Items from a dataset:
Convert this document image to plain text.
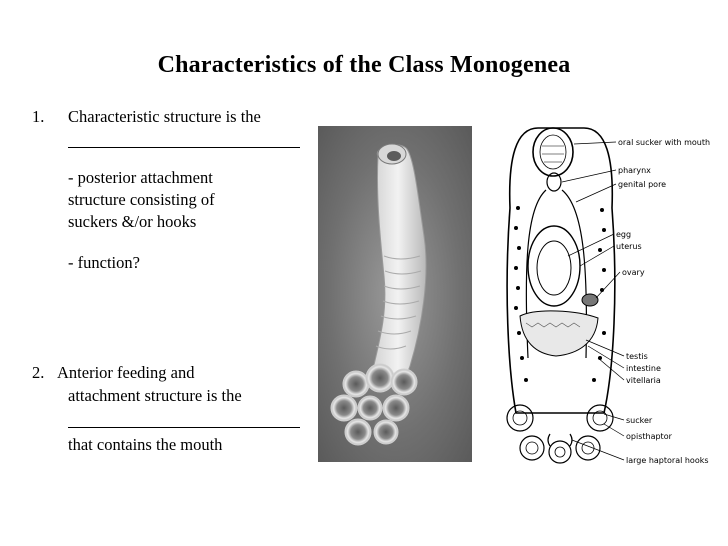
Characteristics of the Class Monogenea
1. Characteristic structure is the
- posterior attachment
structure consisting of
suckers &/or hooks
- function?
2. Anterior feeding and
attachment structure is the
that contains the mouth
oral sucker with mouth
pharynx
genital pore
egg
uterus
ovary
testis
intestine
vitellaria
sucker
opisthaptor
large haptoral hooks
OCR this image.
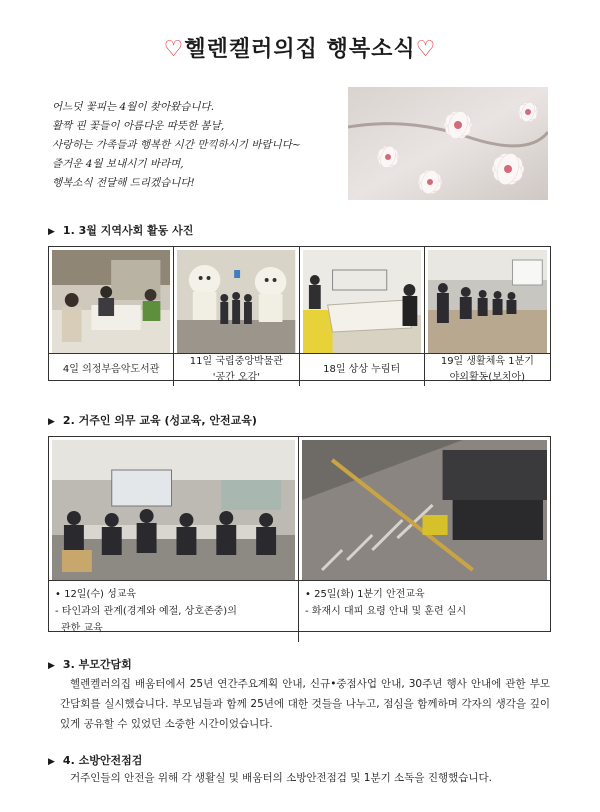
♡헬렌켈러의집 행복소식♡
어느덧 꽃피는 4월이 찾아왔습니다.
활짝 핀 꽃들이 아름다운 따뜻한 봄날,
사랑하는 가족들과 행복한 시간 만끽하시기 바랍니다~
즐거운 4월 보내시기 바라며,
행복소식 전달해 드리겠습니다!
▶ 1. 3월 지역사회 활동 사진
4일 의정부음악도서관
11일 국립중앙박물관
'공간 오감'
18일 상상 누림터
19일 생활체육 1분기
야외활동(보치아)
▶ 2. 거주인 의무 교육 (성교육, 안전교육)
• 12일(수) 성교육
- 타인과의 관계(경계와 예절, 상호존중)의
관한 교육
• 25일(화) 1분기 안전교육
- 화재시 대피 요령 안내 및 훈련 실시
▶ 3. 부모간담회
헬렌켈러의집 배움터에서 25년 연간주요계획 안내, 신규•중점사업 안내, 30주년 행사 안내에 관한 부모간담회를 실시했습니다. 부모님들과 함께 25년에 대한 것들을 나누고, 점심을 함께하며 각자의 생각을 깊이 있게 공유할 수 있었던 소중한 시간이었습니다.
▶ 4. 소방안전점검
거주인들의 안전을 위해 각 생활실 및 배움터의 소방안전점검 및 1분기 소독을 진행했습니다.
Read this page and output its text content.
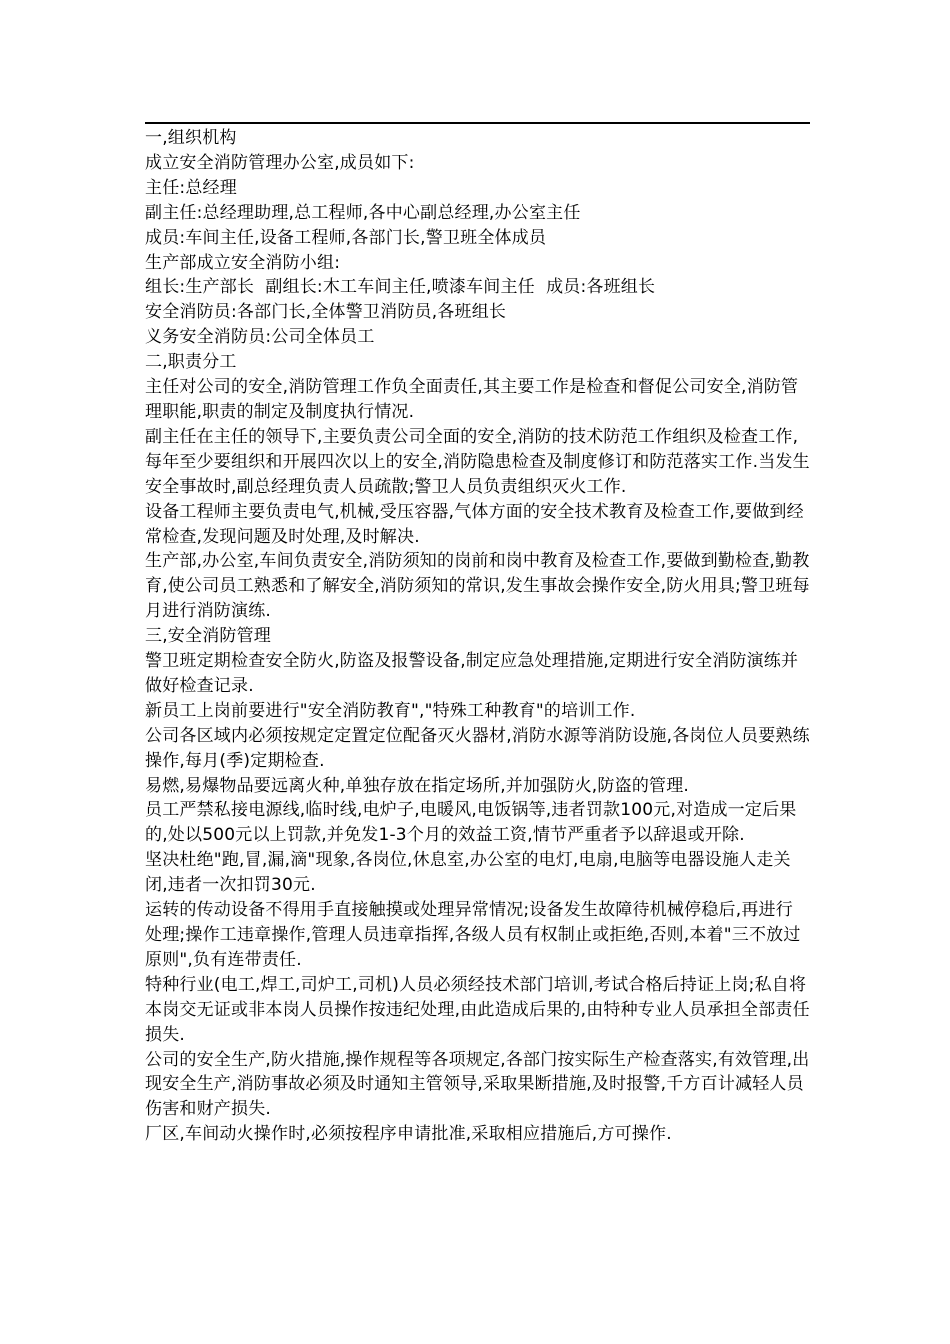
一,组织机构

成立安全消防管理办公室,成员如下:

主任:总经理

副主任:总经理助理,总工程师,各中心副总经理,办公室主任

成员:车间主任,设备工程师,各部门长,警卫班全体成员

生产部成立安全消防小组:

组长:生产部长  副组长:木工车间主任,喷漆车间主任  成员:各班组长

安全消防员:各部门长,全体警卫消防员,各班组长

义务安全消防员:公司全体员工

二,职责分工

主任对公司的安全,消防管理工作负全面责任,其主要工作是检查和督促公司安全,消防管理职能,职责的制定及制度执行情况.

副主任在主任的领导下,主要负责公司全面的安全,消防的技术防范工作组织及检查工作,每年至少要组织和开展四次以上的安全,消防隐患检查及制度修订和防范落实工作.当发生安全事故时,副总经理负责人员疏散;警卫人员负责组织灭火工作.

设备工程师主要负责电气,机械,受压容器,气体方面的安全技术教育及检查工作,要做到经常检查,发现问题及时处理,及时解决.

生产部,办公室,车间负责安全,消防须知的岗前和岗中教育及检查工作,要做到勤检查,勤教育,使公司员工熟悉和了解安全,消防须知的常识,发生事故会操作安全,防火用具;警卫班每月进行消防演练.

三,安全消防管理

警卫班定期检查安全防火,防盗及报警设备,制定应急处理措施,定期进行安全消防演练并做好检查记录.

新员工上岗前要进行"安全消防教育","特殊工种教育"的培训工作.

公司各区域内必须按规定定置定位配备灭火器材,消防水源等消防设施,各岗位人员要熟练操作,每月(季)定期检查.

易燃,易爆物品要远离火种,单独存放在指定场所,并加强防火,防盗的管理.

员工严禁私接电源线,临时线,电炉子,电暖风,电饭锅等,违者罚款100元,对造成一定后果的,处以500元以上罚款,并免发1-3个月的效益工资,情节严重者予以辞退或开除.

坚决杜绝"跑,冒,漏,滴"现象,各岗位,休息室,办公室的电灯,电扇,电脑等电器设施人走关闭,违者一次扣罚30元.

运转的传动设备不得用手直接触摸或处理异常情况;设备发生故障待机械停稳后,再进行处理;操作工违章操作,管理人员违章指挥,各级人员有权制止或拒绝,否则,本着"三不放过原则",负有连带责任.

特种行业(电工,焊工,司炉工,司机)人员必须经技术部门培训,考试合格后持证上岗;私自将本岗交无证或非本岗人员操作按违纪处理,由此造成后果的,由特种专业人员承担全部责任损失.

公司的安全生产,防火措施,操作规程等各项规定,各部门按实际生产检查落实,有效管理,出现安全生产,消防事故必须及时通知主管领导,采取果断措施,及时报警,千方百计减轻人员伤害和财产损失.

厂区,车间动火操作时,必须按程序申请批准,采取相应措施后,方可操作.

Prompt
Repeat verbatim all the material, but not the pictures.

Answer to the problem
Convert this document image to plain text.
Characteristics of the Class Monogenea
1. Characteristic structure is the
- posterior attachment
structure consisting of
suckers &/or hooks
- function?
2. Anterior feeding and
attachment structure is the
that contains the mouth
oral sucker with mouth
pharynx
genital pore
egg
uterus
ovary
testis
intestine
vitellaria
sucker
opisthaptor
large haptoral hooks
OCR this image.
♡헬렌켈러의집 행복소식♡
어느덧 꽃피는 4월이 찾아왔습니다.
활짝 핀 꽃들이 아름다운 따뜻한 봄날,
사랑하는 가족들과 행복한 시간 만끽하시기 바랍니다~
즐거운 4월 보내시기 바라며,
행복소식 전달해 드리겠습니다!
▶ 1. 3월 지역사회 활동 사진
4일 의정부음악도서관
11일 국립중앙박물관
'공간 오감'
18일 상상 누림터
19일 생활체육 1분기
야외활동(보치아)
▶ 2. 거주인 의무 교육 (성교육, 안전교육)
• 12일(수) 성교육
- 타인과의 관계(경계와 예절, 상호존중)의
관한 교육
• 25일(화) 1분기 안전교육
- 화재시 대피 요령 안내 및 훈련 실시
▶ 3. 부모간담회
헬렌켈러의집 배움터에서 25년 연간주요계획 안내, 신규•중점사업 안내, 30주년 행사 안내에 관한 부모간담회를 실시했습니다. 부모님들과 함께 25년에 대한 것들을 나누고, 점심을 함께하며 각자의 생각을 깊이 있게 공유할 수 있었던 소중한 시간이었습니다.
▶ 4. 소방안전점검
거주인들의 안전을 위해 각 생활실 및 배움터의 소방안전점검 및 1분기 소독을 진행했습니다.
Read this page and output its text content.
一,组织机构

成立安全消防管理办公室,成员如下:

主任:总经理

副主任:总经理助理,总工程师,各中心副总经理,办公室主任

成员:车间主任,设备工程师,各部门长,警卫班全体成员

生产部成立安全消防小组:

组长:生产部长  副组长:木工车间主任,喷漆车间主任  成员:各班组长

安全消防员:各部门长,全体警卫消防员,各班组长

义务安全消防员:公司全体员工

二,职责分工

主任对公司的安全,消防管理工作负全面责任,其主要工作是检查和督促公司安全,消防管理职能,职责的制定及制度执行情况.

副主任在主任的领导下,主要负责公司全面的安全,消防的技术防范工作组织及检查工作,每年至少要组织和开展四次以上的安全,消防隐患检查及制度修订和防范落实工作.当发生安全事故时,副总经理负责人员疏散;警卫人员负责组织灭火工作.

设备工程师主要负责电气,机械,受压容器,气体方面的安全技术教育及检查工作,要做到经常检查,发现问题及时处理,及时解决.

生产部,办公室,车间负责安全,消防须知的岗前和岗中教育及检查工作,要做到勤检查,勤教育,使公司员工熟悉和了解安全,消防须知的常识,发生事故会操作安全,防火用具;警卫班每月进行消防演练.

三,安全消防管理

警卫班定期检查安全防火,防盗及报警设备,制定应急处理措施,定期进行安全消防演练并做好检查记录.

新员工上岗前要进行"安全消防教育","特殊工种教育"的培训工作.

公司各区域内必须按规定定置定位配备灭火器材,消防水源等消防设施,各岗位人员要熟练操作,每月(季)定期检查.

易燃,易爆物品要远离火种,单独存放在指定场所,并加强防火,防盗的管理.

员工严禁私接电源线,临时线,电炉子,电暖风,电饭锅等,违者罚款100元,对造成一定后果的,处以500元以上罚款,并免发1-3个月的效益工资,情节严重者予以辞退或开除.

坚决杜绝"跑,冒,漏,滴"现象,各岗位,休息室,办公室的电灯,电扇,电脑等电器设施人走关闭,违者一次扣罚30元.

运转的传动设备不得用手直接触摸或处理异常情况;设备发生故障待机械停稳后,再进行处理;操作工违章操作,管理人员违章指挥,各级人员有权制止或拒绝,否则,本着"三不放过原则",负有连带责任.

特种行业(电工,焊工,司炉工,司机)人员必须经技术部门培训,考试合格后持证上岗;私自将本岗交无证或非本岗人员操作按违纪处理,由此造成后果的,由特种专业人员承担全部责任损失.

公司的安全生产,防火措施,操作规程等各项规定,各部门按实际生产检查落实,有效管理,出现安全生产,消防事故必须及时通知主管领导,采取果断措施,及时报警,千方百计减轻人员伤害和财产损失.

厂区,车间动火操作时,必须按程序申请批准,采取相应措施后,方可操作.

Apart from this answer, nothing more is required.